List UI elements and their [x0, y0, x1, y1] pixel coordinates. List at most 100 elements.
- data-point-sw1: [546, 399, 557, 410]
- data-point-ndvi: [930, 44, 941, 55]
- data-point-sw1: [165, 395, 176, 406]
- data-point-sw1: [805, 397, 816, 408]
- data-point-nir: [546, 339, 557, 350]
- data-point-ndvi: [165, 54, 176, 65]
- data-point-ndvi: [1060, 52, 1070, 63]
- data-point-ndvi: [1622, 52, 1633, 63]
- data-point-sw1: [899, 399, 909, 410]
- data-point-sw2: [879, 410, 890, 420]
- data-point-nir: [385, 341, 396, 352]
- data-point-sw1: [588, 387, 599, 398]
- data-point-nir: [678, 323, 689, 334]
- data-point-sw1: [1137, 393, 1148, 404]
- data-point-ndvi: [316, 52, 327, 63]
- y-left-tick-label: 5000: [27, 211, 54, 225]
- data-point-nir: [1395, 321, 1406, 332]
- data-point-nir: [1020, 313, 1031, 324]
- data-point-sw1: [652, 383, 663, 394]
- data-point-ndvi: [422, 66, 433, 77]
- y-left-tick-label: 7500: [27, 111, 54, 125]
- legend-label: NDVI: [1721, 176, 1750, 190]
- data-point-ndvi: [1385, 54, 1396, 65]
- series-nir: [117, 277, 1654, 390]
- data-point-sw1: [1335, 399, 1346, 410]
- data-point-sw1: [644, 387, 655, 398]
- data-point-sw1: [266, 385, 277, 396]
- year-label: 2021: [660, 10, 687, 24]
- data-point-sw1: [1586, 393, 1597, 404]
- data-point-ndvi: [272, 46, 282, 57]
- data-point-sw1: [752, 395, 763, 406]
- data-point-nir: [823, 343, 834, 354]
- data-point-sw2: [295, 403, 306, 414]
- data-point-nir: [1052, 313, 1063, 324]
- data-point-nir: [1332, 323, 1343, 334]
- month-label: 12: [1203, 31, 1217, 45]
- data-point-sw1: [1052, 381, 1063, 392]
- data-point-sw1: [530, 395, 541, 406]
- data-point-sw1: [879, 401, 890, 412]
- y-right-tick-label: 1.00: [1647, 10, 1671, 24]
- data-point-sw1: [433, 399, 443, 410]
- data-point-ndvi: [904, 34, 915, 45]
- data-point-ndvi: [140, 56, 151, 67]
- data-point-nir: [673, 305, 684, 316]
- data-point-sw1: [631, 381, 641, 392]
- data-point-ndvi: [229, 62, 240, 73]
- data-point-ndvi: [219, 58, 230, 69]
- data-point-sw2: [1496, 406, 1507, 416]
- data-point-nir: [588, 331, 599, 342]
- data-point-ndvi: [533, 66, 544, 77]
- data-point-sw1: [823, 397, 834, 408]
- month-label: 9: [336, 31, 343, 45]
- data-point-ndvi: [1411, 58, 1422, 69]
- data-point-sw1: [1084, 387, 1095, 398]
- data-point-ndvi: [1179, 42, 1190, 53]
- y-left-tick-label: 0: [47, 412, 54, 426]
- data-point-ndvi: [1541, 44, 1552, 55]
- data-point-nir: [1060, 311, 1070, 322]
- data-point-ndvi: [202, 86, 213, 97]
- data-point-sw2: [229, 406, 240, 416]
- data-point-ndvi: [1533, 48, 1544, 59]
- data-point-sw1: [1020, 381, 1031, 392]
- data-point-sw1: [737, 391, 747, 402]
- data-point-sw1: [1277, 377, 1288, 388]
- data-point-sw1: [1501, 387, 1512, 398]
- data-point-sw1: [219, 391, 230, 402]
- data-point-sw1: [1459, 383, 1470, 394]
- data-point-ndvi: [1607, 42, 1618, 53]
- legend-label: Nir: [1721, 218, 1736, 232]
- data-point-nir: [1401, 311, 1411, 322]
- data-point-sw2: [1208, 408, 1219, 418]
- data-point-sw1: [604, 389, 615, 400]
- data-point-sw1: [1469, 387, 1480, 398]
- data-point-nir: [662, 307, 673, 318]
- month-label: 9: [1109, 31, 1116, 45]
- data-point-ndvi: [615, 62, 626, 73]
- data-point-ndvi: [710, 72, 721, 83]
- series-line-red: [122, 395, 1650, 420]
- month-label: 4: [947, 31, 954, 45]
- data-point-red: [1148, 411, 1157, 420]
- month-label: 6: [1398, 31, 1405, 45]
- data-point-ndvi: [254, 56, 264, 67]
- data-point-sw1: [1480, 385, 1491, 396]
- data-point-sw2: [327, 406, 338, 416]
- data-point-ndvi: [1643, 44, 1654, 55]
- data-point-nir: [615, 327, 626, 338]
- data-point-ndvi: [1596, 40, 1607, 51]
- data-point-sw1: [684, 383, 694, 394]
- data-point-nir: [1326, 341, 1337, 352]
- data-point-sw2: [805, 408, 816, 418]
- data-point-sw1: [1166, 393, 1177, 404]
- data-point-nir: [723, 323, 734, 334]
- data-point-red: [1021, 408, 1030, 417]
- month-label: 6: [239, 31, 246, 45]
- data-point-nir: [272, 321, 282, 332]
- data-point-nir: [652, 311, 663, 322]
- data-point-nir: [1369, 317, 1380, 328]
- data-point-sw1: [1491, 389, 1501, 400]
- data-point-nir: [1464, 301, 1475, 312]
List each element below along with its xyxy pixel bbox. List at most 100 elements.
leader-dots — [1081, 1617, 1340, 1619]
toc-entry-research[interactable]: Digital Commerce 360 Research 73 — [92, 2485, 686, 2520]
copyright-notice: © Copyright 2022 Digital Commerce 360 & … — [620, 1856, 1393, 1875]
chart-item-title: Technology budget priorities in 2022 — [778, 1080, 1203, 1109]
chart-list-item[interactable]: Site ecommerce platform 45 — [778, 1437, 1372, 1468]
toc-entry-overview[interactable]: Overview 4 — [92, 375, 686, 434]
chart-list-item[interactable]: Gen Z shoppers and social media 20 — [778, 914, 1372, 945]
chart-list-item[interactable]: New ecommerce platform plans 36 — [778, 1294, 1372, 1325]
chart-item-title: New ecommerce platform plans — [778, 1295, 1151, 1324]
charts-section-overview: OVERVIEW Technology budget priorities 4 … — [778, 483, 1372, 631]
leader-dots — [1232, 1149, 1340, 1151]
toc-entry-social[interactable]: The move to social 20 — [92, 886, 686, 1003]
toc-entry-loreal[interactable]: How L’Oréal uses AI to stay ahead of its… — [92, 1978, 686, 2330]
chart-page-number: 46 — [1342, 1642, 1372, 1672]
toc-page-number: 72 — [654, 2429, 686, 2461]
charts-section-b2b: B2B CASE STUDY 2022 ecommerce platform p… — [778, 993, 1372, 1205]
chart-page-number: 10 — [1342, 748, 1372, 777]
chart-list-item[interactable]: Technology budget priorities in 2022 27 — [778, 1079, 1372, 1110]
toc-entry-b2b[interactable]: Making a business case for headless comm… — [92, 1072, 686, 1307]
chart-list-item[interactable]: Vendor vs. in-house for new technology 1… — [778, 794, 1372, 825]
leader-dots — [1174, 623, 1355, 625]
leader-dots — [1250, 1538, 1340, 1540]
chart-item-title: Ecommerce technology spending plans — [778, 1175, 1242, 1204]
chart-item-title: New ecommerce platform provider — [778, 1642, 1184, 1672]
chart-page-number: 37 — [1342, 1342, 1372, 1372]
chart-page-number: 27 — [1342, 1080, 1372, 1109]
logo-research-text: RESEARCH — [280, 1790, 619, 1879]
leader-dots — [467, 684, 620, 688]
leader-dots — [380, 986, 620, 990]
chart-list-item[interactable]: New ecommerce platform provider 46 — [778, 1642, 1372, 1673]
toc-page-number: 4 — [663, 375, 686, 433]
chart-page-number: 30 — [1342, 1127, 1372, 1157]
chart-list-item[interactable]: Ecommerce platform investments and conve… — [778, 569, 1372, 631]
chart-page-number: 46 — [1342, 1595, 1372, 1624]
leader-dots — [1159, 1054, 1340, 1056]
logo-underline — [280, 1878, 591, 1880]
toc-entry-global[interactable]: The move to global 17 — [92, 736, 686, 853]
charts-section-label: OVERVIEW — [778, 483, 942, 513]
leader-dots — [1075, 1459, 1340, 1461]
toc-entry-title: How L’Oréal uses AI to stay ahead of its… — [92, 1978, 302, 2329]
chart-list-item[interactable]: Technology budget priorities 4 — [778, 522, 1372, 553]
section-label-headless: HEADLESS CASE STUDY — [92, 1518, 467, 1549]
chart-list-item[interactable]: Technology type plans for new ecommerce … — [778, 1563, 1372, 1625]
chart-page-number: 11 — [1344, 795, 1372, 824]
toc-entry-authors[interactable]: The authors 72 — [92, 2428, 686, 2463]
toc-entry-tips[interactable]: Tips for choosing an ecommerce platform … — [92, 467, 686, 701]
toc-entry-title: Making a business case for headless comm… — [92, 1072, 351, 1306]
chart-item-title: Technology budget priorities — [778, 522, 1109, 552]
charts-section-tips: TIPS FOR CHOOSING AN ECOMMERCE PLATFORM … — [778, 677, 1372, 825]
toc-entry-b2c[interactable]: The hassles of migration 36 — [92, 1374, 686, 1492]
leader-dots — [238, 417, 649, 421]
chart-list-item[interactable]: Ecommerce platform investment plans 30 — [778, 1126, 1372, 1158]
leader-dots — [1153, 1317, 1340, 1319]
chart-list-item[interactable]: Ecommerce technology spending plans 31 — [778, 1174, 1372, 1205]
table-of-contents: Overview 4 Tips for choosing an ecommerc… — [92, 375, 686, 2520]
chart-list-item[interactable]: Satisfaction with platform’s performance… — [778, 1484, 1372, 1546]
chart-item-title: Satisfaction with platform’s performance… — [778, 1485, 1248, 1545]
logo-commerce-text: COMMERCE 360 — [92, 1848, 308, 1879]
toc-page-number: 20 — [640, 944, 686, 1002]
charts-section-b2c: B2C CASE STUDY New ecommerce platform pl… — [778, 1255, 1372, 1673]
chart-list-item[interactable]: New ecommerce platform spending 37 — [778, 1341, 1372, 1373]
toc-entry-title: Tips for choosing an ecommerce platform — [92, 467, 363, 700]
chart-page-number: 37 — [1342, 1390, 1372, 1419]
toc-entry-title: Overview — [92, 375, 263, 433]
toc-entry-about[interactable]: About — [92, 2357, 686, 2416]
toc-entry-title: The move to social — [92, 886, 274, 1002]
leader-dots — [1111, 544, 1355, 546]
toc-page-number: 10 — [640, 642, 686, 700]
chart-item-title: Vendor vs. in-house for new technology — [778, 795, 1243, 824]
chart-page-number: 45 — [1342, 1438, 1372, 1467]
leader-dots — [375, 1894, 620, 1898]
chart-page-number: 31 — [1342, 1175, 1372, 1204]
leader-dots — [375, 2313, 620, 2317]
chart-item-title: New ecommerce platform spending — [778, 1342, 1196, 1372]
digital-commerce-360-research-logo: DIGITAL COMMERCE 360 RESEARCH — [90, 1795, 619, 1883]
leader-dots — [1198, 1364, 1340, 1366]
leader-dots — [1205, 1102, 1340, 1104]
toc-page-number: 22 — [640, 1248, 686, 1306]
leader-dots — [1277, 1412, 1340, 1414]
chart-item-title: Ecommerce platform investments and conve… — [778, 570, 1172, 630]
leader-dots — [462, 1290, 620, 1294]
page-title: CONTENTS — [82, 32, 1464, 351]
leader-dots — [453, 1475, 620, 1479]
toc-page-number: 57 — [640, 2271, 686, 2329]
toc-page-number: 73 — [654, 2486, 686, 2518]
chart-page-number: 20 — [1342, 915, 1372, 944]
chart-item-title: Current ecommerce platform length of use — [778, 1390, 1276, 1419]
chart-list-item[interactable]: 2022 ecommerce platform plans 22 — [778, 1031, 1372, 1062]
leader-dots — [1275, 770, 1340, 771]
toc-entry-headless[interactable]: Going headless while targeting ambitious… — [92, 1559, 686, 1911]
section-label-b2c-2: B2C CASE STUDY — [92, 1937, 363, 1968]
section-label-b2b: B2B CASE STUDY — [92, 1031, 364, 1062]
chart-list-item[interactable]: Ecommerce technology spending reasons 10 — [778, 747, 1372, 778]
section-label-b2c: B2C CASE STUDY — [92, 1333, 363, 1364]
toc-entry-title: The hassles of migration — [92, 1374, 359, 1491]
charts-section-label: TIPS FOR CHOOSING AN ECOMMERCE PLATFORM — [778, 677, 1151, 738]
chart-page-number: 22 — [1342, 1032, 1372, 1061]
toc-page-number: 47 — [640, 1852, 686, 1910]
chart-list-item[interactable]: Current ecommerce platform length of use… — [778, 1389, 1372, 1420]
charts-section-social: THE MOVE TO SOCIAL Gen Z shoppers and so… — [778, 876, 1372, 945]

::::

* **Aim of the exercise**
Find every row above that contains the string "Oréal" with the same capitalization, and copy each of those rows in full.

* **Answer for the task**
toc-entry-loreal[interactable]: How L’Oréal uses AI to stay ahead of its… — [92, 1978, 686, 2330]
toc-entry-title: How L’Oréal uses AI to stay ahead of its… — [92, 1978, 302, 2329]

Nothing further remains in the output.